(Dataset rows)
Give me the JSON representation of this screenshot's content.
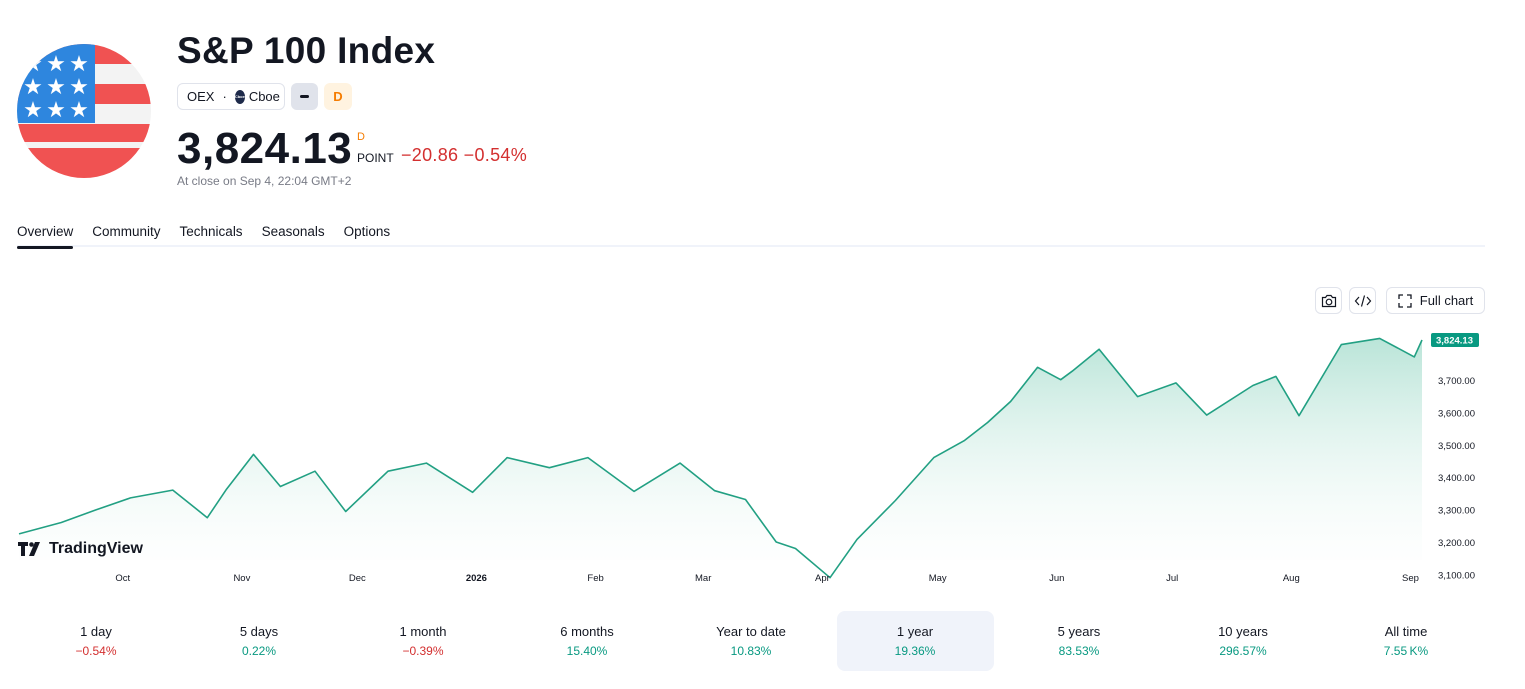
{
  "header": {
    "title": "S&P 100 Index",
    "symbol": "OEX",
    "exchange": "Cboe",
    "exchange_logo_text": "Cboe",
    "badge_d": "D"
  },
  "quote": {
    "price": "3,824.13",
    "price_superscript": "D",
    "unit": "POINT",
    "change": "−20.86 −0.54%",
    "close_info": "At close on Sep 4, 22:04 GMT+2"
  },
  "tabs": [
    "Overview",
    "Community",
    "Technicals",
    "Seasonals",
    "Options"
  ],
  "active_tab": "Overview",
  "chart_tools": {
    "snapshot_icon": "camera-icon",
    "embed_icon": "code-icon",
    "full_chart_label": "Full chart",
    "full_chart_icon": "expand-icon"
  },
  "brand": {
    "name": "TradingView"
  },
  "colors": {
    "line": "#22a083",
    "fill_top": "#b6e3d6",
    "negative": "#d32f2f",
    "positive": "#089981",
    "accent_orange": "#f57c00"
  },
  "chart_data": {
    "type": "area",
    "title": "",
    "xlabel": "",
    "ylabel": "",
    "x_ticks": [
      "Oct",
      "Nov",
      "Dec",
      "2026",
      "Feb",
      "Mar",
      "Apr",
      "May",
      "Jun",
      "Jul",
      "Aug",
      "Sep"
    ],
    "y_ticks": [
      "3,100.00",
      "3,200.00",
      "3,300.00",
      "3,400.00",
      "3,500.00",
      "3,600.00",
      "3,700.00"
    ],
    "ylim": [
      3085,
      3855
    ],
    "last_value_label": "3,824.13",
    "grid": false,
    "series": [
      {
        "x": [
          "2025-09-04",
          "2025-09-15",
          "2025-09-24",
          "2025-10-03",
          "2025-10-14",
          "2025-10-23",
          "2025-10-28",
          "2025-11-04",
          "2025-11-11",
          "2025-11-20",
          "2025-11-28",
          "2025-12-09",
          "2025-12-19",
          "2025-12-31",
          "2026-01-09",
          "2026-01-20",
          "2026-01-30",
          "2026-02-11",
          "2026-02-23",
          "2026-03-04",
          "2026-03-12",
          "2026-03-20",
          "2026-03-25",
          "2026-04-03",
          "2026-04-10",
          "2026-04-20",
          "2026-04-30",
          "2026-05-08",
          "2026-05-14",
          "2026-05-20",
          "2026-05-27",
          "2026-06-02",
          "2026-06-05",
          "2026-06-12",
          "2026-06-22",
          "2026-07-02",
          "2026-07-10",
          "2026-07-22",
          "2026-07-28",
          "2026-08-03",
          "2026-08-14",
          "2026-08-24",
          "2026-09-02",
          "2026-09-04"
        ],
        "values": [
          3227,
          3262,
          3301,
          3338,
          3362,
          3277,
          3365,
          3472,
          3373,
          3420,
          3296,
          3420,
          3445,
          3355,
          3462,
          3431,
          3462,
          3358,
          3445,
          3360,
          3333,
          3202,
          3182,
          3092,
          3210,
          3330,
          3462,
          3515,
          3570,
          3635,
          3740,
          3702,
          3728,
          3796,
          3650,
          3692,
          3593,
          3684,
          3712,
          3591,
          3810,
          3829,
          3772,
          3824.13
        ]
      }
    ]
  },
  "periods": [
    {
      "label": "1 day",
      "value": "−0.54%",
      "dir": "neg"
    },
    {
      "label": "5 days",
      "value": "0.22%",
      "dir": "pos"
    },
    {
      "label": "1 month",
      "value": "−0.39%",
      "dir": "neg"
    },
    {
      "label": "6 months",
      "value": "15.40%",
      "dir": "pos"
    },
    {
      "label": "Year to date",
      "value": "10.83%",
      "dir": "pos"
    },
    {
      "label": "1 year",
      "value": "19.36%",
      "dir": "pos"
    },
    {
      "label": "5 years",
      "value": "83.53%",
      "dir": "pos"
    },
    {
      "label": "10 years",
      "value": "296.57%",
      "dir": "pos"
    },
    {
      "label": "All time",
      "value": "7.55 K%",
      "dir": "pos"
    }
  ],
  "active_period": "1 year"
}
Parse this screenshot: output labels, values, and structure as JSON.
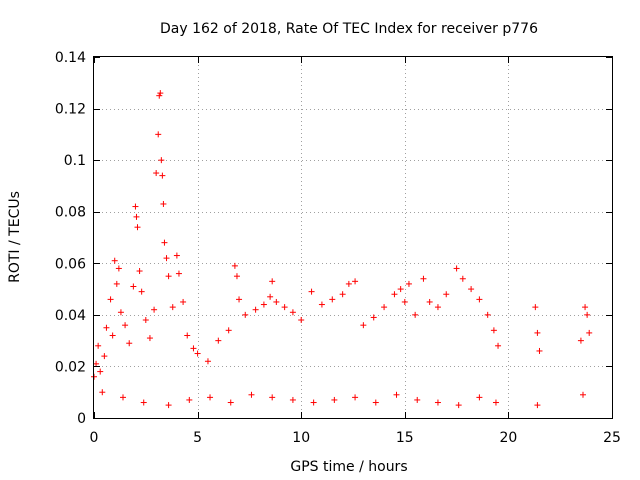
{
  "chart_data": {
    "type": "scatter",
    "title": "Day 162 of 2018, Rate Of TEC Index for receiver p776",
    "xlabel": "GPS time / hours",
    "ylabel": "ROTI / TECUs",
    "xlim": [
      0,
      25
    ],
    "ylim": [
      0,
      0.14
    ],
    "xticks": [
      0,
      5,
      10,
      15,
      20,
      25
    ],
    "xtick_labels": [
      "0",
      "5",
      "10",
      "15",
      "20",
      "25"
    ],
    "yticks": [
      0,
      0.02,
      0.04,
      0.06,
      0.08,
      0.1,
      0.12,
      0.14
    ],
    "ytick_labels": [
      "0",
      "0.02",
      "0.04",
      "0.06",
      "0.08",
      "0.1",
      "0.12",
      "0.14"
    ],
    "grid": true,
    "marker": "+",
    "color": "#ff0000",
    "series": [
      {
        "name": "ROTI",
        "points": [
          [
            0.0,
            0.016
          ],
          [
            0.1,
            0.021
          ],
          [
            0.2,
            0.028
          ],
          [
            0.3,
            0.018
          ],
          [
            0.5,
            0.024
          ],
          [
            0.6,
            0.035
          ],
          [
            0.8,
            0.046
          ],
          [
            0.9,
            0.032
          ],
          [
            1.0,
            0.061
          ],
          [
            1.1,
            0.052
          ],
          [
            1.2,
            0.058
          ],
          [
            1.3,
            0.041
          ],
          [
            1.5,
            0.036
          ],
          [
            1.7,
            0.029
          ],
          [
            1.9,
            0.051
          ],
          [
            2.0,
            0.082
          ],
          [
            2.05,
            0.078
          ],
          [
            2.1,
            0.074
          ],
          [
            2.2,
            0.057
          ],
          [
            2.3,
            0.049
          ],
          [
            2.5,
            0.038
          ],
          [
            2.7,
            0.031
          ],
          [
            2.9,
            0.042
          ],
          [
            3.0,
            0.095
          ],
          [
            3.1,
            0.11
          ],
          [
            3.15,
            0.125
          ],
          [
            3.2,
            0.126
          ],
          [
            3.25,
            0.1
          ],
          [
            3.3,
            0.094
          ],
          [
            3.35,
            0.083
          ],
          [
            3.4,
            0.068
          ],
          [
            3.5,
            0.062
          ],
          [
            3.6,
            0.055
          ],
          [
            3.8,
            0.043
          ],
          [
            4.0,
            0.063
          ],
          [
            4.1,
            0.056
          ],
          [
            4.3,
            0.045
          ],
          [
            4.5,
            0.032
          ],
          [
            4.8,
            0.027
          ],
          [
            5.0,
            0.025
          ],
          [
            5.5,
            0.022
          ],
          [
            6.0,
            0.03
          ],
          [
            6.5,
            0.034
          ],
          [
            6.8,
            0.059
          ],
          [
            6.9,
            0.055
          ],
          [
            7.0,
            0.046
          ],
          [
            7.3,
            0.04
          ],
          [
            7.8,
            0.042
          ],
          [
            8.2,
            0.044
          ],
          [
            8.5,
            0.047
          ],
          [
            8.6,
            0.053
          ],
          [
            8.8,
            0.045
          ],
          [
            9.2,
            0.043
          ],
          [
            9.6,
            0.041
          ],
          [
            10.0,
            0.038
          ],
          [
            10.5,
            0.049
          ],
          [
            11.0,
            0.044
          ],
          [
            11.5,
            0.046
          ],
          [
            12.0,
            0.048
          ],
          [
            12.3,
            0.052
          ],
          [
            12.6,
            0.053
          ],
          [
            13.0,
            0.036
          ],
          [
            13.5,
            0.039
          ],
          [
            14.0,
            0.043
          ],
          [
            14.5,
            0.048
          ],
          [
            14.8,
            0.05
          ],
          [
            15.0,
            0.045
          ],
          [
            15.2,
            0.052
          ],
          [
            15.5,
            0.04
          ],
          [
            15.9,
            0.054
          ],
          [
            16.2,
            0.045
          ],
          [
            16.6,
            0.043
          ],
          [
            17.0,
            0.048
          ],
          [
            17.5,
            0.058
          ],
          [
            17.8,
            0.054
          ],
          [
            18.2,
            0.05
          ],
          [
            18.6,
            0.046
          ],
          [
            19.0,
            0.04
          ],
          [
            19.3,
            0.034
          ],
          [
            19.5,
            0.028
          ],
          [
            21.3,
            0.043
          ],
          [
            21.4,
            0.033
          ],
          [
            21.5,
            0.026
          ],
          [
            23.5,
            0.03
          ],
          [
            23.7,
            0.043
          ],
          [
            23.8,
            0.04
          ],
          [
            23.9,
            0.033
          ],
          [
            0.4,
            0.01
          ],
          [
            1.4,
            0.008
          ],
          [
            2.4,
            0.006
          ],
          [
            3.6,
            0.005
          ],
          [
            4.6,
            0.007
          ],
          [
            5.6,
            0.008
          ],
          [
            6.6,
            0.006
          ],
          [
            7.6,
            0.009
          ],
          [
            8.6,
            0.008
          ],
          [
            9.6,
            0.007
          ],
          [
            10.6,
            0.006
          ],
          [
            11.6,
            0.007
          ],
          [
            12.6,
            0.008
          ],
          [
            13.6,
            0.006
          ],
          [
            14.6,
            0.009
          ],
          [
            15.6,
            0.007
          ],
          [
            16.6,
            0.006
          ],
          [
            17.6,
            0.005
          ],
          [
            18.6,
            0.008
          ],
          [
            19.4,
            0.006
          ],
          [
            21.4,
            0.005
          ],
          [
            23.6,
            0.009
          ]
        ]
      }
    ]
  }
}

### WHAT YOU NEED TO DO
Reply with one number only: the count of lines in the entries that contain "title".

### TASK OUTPUT
3